- [Data for processing]
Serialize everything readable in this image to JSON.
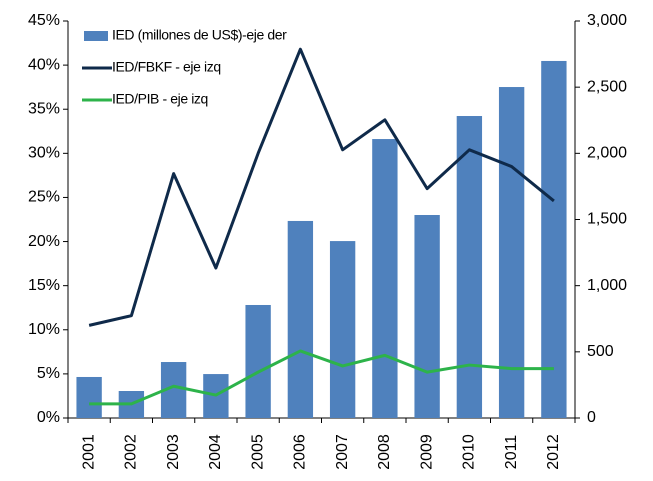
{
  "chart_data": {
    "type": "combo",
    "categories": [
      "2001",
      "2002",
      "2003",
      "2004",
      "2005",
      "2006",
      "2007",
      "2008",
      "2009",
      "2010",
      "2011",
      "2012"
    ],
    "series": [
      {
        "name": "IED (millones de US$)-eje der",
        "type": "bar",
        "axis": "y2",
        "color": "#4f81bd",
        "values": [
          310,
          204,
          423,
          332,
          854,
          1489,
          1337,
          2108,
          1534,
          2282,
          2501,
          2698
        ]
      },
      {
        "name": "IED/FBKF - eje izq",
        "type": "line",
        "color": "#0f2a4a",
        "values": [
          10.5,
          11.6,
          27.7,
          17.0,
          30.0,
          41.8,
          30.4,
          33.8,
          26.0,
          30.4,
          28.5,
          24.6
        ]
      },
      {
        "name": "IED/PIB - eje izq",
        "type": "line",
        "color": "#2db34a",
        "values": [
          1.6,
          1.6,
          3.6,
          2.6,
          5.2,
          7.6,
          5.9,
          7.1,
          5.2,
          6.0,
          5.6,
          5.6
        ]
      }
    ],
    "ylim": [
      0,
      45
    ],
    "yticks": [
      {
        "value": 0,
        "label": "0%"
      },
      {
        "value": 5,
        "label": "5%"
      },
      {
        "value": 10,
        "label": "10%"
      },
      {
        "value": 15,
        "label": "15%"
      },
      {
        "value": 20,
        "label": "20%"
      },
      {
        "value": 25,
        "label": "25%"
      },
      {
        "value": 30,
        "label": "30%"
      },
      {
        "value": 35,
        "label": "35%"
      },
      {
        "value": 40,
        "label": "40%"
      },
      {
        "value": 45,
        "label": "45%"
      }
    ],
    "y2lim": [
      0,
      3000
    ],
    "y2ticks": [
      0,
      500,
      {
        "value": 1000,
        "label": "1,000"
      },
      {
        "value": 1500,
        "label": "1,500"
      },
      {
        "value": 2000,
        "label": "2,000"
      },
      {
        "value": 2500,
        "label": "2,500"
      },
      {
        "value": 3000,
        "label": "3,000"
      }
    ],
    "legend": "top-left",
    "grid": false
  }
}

- [Objective]
Omit the pictures and reproduce the listing exactly.

- [Complete response]
Serialize everything readable in this image to JSON.
{
  "chart_data": {
    "type": "combo",
    "categories": [
      "2001",
      "2002",
      "2003",
      "2004",
      "2005",
      "2006",
      "2007",
      "2008",
      "2009",
      "2010",
      "2011",
      "2012"
    ],
    "series": [
      {
        "name": "IED (millones de US$)-eje der",
        "type": "bar",
        "axis": "y2",
        "color": "#4f81bd",
        "values": [
          310,
          204,
          423,
          332,
          854,
          1489,
          1337,
          2108,
          1534,
          2282,
          2501,
          2698
        ]
      },
      {
        "name": "IED/FBKF - eje izq",
        "type": "line",
        "color": "#0f2a4a",
        "values": [
          10.5,
          11.6,
          27.7,
          17.0,
          30.0,
          41.8,
          30.4,
          33.8,
          26.0,
          30.4,
          28.5,
          24.6
        ]
      },
      {
        "name": "IED/PIB - eje izq",
        "type": "line",
        "color": "#2db34a",
        "values": [
          1.6,
          1.6,
          3.6,
          2.6,
          5.2,
          7.6,
          5.9,
          7.1,
          5.2,
          6.0,
          5.6,
          5.6
        ]
      }
    ],
    "ylim": [
      0,
      45
    ],
    "yticks": [
      {
        "value": 0,
        "label": "0%"
      },
      {
        "value": 5,
        "label": "5%"
      },
      {
        "value": 10,
        "label": "10%"
      },
      {
        "value": 15,
        "label": "15%"
      },
      {
        "value": 20,
        "label": "20%"
      },
      {
        "value": 25,
        "label": "25%"
      },
      {
        "value": 30,
        "label": "30%"
      },
      {
        "value": 35,
        "label": "35%"
      },
      {
        "value": 40,
        "label": "40%"
      },
      {
        "value": 45,
        "label": "45%"
      }
    ],
    "y2lim": [
      0,
      3000
    ],
    "y2ticks": [
      0,
      500,
      {
        "value": 1000,
        "label": "1,000"
      },
      {
        "value": 1500,
        "label": "1,500"
      },
      {
        "value": 2000,
        "label": "2,000"
      },
      {
        "value": 2500,
        "label": "2,500"
      },
      {
        "value": 3000,
        "label": "3,000"
      }
    ],
    "legend": "top-left",
    "grid": false
  }
}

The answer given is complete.